## Stored records
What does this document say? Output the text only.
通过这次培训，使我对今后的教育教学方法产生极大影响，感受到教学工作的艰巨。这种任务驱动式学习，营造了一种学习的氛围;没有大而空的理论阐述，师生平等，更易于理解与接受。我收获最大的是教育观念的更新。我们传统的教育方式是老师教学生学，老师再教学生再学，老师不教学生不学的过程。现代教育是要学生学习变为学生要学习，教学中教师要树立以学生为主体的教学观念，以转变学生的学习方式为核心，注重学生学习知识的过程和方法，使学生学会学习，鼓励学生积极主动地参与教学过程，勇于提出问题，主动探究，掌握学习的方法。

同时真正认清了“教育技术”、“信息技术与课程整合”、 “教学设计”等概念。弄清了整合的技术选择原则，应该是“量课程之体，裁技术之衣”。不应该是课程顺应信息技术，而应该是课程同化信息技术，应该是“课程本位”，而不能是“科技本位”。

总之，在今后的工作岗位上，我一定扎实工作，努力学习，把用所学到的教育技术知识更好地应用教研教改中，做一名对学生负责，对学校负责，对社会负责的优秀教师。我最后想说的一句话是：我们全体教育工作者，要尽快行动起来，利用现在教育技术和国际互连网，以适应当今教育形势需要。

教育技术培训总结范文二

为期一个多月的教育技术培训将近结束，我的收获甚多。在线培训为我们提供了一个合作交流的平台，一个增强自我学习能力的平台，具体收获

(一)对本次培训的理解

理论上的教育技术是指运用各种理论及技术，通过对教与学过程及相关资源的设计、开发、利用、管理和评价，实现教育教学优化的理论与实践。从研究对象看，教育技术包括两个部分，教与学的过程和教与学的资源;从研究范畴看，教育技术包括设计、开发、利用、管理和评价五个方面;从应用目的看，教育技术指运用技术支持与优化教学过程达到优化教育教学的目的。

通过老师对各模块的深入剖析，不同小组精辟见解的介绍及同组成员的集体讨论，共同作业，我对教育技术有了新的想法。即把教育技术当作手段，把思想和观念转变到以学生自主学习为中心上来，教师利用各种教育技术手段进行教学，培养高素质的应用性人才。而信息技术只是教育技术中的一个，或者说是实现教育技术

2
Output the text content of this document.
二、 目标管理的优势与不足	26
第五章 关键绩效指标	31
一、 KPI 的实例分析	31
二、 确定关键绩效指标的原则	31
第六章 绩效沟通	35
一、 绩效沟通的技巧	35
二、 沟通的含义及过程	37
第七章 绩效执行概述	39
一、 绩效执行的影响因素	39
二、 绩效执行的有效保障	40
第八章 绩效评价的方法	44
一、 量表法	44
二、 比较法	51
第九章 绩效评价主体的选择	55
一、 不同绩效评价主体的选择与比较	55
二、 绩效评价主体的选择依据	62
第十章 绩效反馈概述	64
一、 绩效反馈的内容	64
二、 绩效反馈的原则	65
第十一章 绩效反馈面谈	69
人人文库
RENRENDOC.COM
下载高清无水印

...

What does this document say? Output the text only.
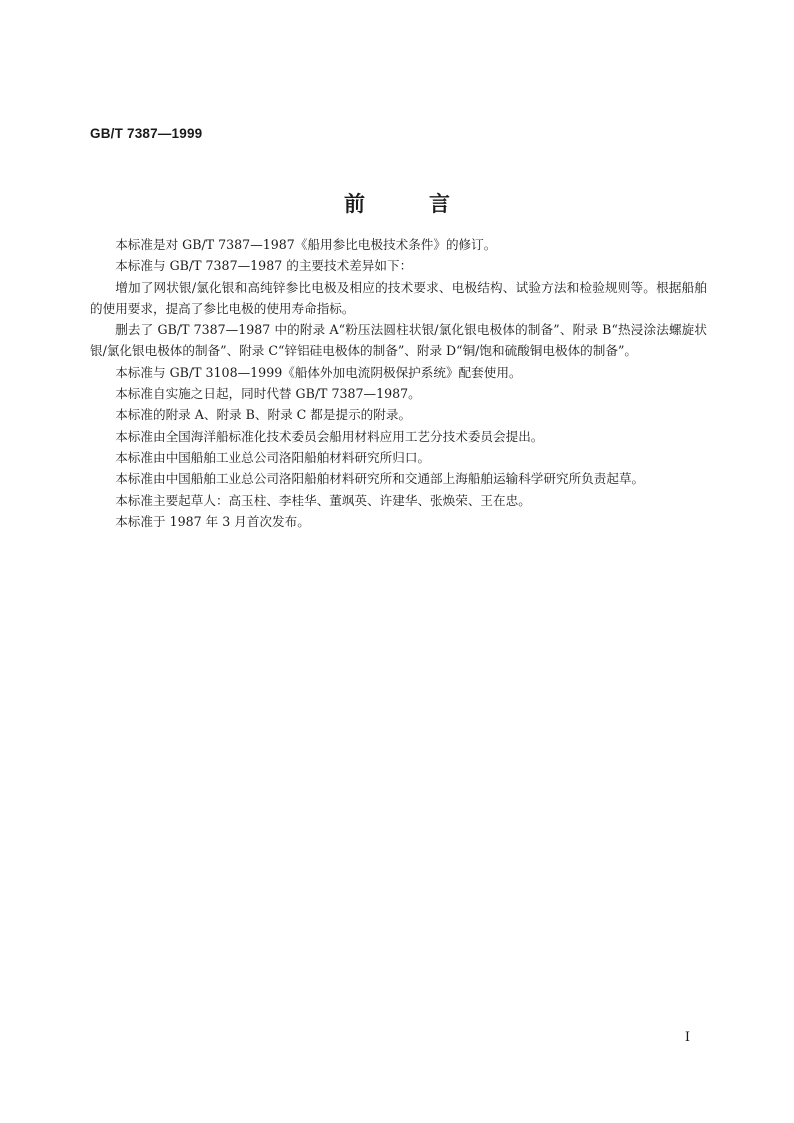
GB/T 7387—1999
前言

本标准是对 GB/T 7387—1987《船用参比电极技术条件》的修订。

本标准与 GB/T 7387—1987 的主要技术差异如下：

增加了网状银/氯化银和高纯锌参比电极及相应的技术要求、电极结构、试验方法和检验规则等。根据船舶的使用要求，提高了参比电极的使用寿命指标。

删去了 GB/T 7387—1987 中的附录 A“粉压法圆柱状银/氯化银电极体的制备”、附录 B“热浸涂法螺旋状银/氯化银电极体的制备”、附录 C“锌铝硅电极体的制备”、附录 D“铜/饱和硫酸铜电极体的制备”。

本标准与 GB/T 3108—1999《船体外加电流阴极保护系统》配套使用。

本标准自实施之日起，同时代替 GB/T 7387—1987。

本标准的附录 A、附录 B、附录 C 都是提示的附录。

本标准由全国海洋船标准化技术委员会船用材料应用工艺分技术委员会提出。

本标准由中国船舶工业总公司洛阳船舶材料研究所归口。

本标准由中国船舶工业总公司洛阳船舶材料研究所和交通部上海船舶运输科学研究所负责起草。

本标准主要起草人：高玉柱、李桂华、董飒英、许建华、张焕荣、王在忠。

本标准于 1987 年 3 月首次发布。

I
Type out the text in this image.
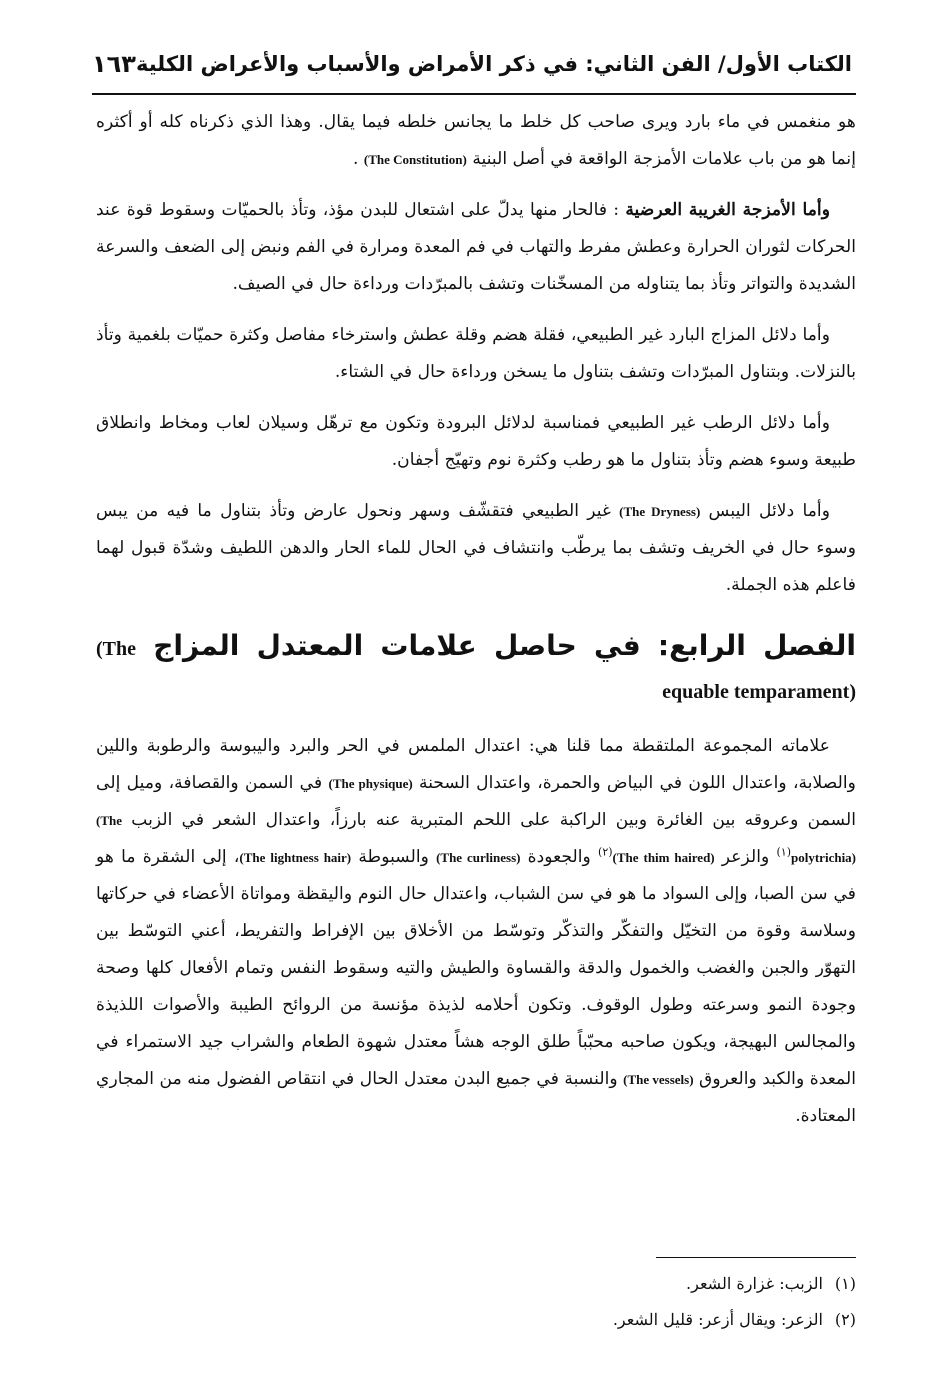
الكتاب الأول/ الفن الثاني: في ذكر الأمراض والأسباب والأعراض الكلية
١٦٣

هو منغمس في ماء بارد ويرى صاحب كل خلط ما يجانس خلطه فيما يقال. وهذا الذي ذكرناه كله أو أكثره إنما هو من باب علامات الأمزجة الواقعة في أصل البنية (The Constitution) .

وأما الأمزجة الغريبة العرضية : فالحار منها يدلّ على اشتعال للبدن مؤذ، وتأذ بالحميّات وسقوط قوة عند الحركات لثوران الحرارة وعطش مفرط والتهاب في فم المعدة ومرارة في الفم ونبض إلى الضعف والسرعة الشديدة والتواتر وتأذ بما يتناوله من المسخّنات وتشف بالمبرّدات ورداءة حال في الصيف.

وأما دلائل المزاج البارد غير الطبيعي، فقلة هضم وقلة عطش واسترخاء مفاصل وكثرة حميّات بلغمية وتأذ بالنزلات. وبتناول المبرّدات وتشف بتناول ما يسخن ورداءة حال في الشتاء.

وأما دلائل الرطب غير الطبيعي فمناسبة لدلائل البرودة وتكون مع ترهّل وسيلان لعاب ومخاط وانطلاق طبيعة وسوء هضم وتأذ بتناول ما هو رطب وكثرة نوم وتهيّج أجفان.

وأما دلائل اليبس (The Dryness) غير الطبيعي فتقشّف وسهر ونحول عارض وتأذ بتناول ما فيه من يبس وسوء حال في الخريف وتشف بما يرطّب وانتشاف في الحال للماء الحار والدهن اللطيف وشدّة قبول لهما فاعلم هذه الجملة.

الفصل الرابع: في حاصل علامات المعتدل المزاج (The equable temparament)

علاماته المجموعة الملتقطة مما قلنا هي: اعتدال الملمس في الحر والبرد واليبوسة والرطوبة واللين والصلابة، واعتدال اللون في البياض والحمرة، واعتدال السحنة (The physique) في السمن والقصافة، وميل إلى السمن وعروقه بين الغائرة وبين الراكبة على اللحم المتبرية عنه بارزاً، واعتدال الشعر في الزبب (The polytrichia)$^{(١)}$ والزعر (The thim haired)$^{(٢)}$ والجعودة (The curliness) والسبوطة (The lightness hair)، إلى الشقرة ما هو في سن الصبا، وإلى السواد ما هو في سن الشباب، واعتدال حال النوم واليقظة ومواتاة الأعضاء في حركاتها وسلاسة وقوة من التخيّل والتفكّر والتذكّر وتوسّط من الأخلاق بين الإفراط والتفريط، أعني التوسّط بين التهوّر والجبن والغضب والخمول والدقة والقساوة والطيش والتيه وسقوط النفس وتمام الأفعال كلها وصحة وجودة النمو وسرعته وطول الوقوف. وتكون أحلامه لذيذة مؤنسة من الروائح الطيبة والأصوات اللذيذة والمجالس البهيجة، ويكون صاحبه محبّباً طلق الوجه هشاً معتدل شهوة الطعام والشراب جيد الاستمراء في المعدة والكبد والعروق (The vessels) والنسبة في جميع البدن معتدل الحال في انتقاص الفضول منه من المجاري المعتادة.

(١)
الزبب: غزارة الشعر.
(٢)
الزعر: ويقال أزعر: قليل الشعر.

## What the task requires
Lines that hold "text" are the ones to copy; find all of them.

## Solution to the exercise
What does this document say? Output the text only.
Output the text content of this document.
What does this document say? Output the text only.
Type out the text in this image.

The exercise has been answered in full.